__Objective__
Return the material word for word. Do not include the pictures.

Start of Data in this exercise

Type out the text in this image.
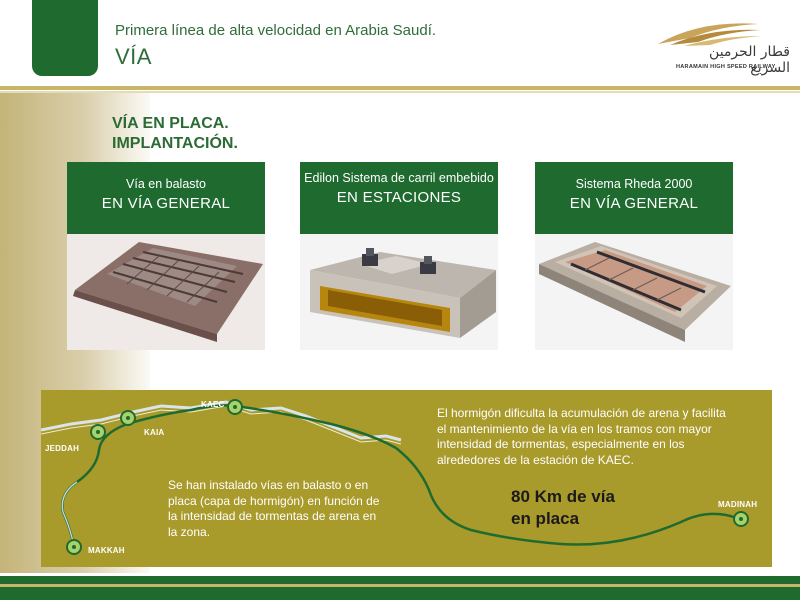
Primera línea de alta velocidad en Arabia Saudí.
VÍA	قطار الحرمين السريع
HARAMAIN HIGH SPEED RAILWAY
VÍA EN PLACA.
IMPLANTACIÓN.
Vía en balasto
EN VÍA GENERAL
Edilon Sistema de carril embebido
EN ESTACIONES
Sistema Rheda 2000
EN VÍA GENERAL
JEDDAH
KAIA
KAEC
MAKKAH
MADINAH
Se han instalado vías en balasto o en placa (capa de hormigón) en función de la intensidad de tormentas de arena en la zona.
El hormigón dificulta la acumulación de arena y facilita el mantenimiento de la vía en los tramos con mayor intensidad de tormentas, especialmente en los alrededores de la estación de KAEC.
80 Km de vía
en placa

End of Data in this exercise

__Final result__
Type out the text in this image.
Primera línea de alta velocidad en Arabia Saudí.
VÍA	قطار الحرمين السريع
HARAMAIN HIGH SPEED RAILWAY
VÍA EN PLACA.
IMPLANTACIÓN.
Vía en balasto
EN VÍA GENERAL
Edilon Sistema de carril embebido
EN ESTACIONES
Sistema Rheda 2000
EN VÍA GENERAL
JEDDAH
KAIA
KAEC
MAKKAH
MADINAH
Se han instalado vías en balasto o en placa (capa de hormigón) en función de la intensidad de tormentas de arena en la zona.
El hormigón dificulta la acumulación de arena y facilita el mantenimiento de la vía en los tramos con mayor intensidad de tormentas, especialmente en los alrededores de la estación de KAEC.
80 Km de vía
en placa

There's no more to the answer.